## Task to complete
Please quote the listing below line for line, without changing anything.
═════ Material
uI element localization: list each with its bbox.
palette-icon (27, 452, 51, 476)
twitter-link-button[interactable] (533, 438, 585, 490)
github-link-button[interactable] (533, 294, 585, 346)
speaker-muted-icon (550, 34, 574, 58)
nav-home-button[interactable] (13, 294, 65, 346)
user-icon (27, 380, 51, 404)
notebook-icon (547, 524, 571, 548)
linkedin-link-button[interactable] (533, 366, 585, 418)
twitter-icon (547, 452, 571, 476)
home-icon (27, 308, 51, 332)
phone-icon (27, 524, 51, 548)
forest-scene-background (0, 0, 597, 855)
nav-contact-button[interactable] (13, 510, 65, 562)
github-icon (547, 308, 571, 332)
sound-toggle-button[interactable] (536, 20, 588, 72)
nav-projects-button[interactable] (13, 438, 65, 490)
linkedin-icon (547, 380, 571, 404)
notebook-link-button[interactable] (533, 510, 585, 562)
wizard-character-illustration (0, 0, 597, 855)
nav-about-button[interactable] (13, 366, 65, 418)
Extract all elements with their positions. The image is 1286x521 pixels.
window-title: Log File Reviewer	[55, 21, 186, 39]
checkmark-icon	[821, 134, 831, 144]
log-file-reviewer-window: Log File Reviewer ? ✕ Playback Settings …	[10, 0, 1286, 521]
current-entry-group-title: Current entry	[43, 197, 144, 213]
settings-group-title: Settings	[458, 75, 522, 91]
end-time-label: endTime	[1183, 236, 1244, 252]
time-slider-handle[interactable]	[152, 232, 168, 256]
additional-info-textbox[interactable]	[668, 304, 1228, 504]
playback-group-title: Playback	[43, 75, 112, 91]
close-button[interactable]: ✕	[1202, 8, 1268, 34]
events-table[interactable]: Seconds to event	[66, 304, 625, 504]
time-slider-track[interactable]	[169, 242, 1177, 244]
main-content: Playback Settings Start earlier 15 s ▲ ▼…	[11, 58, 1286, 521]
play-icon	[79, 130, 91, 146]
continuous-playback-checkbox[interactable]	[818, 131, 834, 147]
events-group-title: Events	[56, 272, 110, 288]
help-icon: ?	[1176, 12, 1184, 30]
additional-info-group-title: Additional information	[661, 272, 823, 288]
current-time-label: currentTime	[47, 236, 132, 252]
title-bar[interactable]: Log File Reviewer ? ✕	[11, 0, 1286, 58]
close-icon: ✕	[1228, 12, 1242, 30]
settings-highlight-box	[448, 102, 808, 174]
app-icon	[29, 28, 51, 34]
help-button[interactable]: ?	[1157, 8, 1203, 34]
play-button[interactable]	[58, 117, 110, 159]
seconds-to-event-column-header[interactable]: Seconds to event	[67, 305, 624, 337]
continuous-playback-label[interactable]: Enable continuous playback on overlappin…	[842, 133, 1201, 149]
══════════
## Finished task
uI element localization: list each with its bbox.
palette-icon (27, 452, 51, 476)
twitter-link-button[interactable] (533, 438, 585, 490)
github-link-button[interactable] (533, 294, 585, 346)
speaker-muted-icon (550, 34, 574, 58)
nav-home-button[interactable] (13, 294, 65, 346)
user-icon (27, 380, 51, 404)
notebook-icon (547, 524, 571, 548)
linkedin-link-button[interactable] (533, 366, 585, 418)
twitter-icon (547, 452, 571, 476)
home-icon (27, 308, 51, 332)
phone-icon (27, 524, 51, 548)
forest-scene-background (0, 0, 597, 855)
nav-contact-button[interactable] (13, 510, 65, 562)
github-icon (547, 308, 571, 332)
sound-toggle-button[interactable] (536, 20, 588, 72)
nav-projects-button[interactable] (13, 438, 65, 490)
linkedin-icon (547, 380, 571, 404)
notebook-link-button[interactable] (533, 510, 585, 562)
wizard-character-illustration (0, 0, 597, 855)
nav-about-button[interactable] (13, 366, 65, 418)
Extract all elements with their positions. The image is 1286x521 pixels.
window-title: Log File Reviewer	[55, 21, 186, 39]
checkmark-icon	[821, 134, 831, 144]
log-file-reviewer-window: Log File Reviewer ? ✕ Playback Settings …	[10, 0, 1286, 521]
current-entry-group-title: Current entry	[43, 197, 144, 213]
settings-group-title: Settings	[458, 75, 522, 91]
end-time-label: endTime	[1183, 236, 1244, 252]
time-slider-handle[interactable]	[152, 232, 168, 256]
additional-info-textbox[interactable]	[668, 304, 1228, 504]
playback-group-title: Playback	[43, 75, 112, 91]
close-button[interactable]: ✕	[1202, 8, 1268, 34]
events-table[interactable]: Seconds to event	[66, 304, 625, 504]
time-slider-track[interactable]	[169, 242, 1177, 244]
main-content: Playback Settings Start earlier 15 s ▲ ▼…	[11, 58, 1286, 521]
play-icon	[79, 130, 91, 146]
continuous-playback-checkbox[interactable]	[818, 131, 834, 147]
events-group-title: Events	[56, 272, 110, 288]
help-icon: ?	[1176, 12, 1184, 30]
additional-info-group-title: Additional information	[661, 272, 823, 288]
current-time-label: currentTime	[47, 236, 132, 252]
title-bar[interactable]: Log File Reviewer ? ✕	[11, 0, 1286, 58]
close-icon: ✕	[1228, 12, 1242, 30]
settings-highlight-box	[448, 102, 808, 174]
app-icon	[29, 28, 51, 34]
help-button[interactable]: ?	[1157, 8, 1203, 34]
play-button[interactable]	[58, 117, 110, 159]
seconds-to-event-column-header[interactable]: Seconds to event	[67, 305, 624, 337]
continuous-playback-label[interactable]: Enable continuous playback on overlappin…	[842, 133, 1201, 149]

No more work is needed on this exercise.